◆ EXERCISE DETAILS: Without including any pictures, write out all the entries exactly.

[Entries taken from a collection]
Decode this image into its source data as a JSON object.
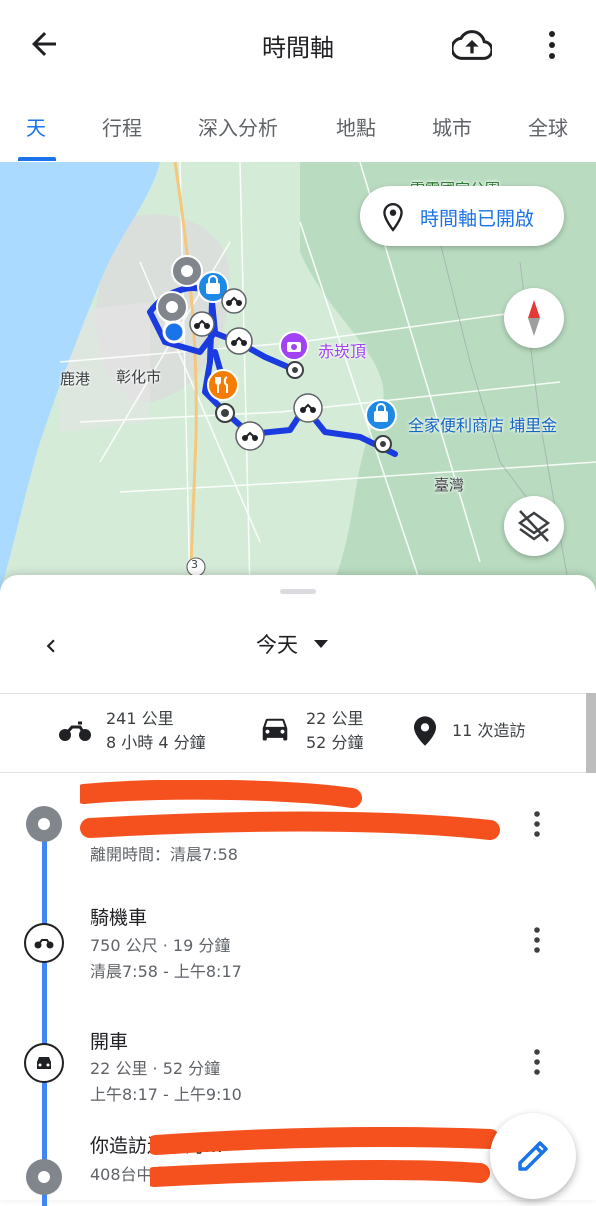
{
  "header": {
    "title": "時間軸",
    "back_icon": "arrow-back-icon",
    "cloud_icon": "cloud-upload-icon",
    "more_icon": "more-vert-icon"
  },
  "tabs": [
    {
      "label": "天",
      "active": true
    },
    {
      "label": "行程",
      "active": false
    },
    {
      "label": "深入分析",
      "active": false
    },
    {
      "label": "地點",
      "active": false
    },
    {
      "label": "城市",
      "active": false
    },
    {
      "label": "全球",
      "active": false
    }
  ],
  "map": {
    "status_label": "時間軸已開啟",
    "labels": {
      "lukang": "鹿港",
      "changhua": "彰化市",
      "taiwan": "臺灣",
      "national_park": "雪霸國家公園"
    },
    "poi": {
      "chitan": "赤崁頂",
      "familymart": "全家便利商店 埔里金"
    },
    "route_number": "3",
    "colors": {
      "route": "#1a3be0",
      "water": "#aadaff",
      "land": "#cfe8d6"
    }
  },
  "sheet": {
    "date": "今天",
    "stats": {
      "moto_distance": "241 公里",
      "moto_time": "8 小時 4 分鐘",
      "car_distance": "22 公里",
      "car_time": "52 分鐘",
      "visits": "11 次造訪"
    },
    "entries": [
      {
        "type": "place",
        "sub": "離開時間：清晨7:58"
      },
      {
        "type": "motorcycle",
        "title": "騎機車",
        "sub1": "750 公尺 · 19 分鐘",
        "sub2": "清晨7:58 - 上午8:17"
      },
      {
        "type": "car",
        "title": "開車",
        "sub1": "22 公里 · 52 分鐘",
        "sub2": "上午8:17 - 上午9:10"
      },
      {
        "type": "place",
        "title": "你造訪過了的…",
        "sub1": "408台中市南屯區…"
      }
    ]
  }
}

◆ SOLUTION:
Decode this image into its source data as a JSON object.
{
  "header": {
    "title": "時間軸",
    "back_icon": "arrow-back-icon",
    "cloud_icon": "cloud-upload-icon",
    "more_icon": "more-vert-icon"
  },
  "tabs": [
    {
      "label": "天",
      "active": true
    },
    {
      "label": "行程",
      "active": false
    },
    {
      "label": "深入分析",
      "active": false
    },
    {
      "label": "地點",
      "active": false
    },
    {
      "label": "城市",
      "active": false
    },
    {
      "label": "全球",
      "active": false
    }
  ],
  "map": {
    "status_label": "時間軸已開啟",
    "labels": {
      "lukang": "鹿港",
      "changhua": "彰化市",
      "taiwan": "臺灣",
      "national_park": "雪霸國家公園"
    },
    "poi": {
      "chitan": "赤崁頂",
      "familymart": "全家便利商店 埔里金"
    },
    "route_number": "3",
    "colors": {
      "route": "#1a3be0",
      "water": "#aadaff",
      "land": "#cfe8d6"
    }
  },
  "sheet": {
    "date": "今天",
    "stats": {
      "moto_distance": "241 公里",
      "moto_time": "8 小時 4 分鐘",
      "car_distance": "22 公里",
      "car_time": "52 分鐘",
      "visits": "11 次造訪"
    },
    "entries": [
      {
        "type": "place",
        "sub": "離開時間：清晨7:58"
      },
      {
        "type": "motorcycle",
        "title": "騎機車",
        "sub1": "750 公尺 · 19 分鐘",
        "sub2": "清晨7:58 - 上午8:17"
      },
      {
        "type": "car",
        "title": "開車",
        "sub1": "22 公里 · 52 分鐘",
        "sub2": "上午8:17 - 上午9:10"
      },
      {
        "type": "place",
        "title": "你造訪過了的…",
        "sub1": "408台中市南屯區…"
      }
    ]
  }
}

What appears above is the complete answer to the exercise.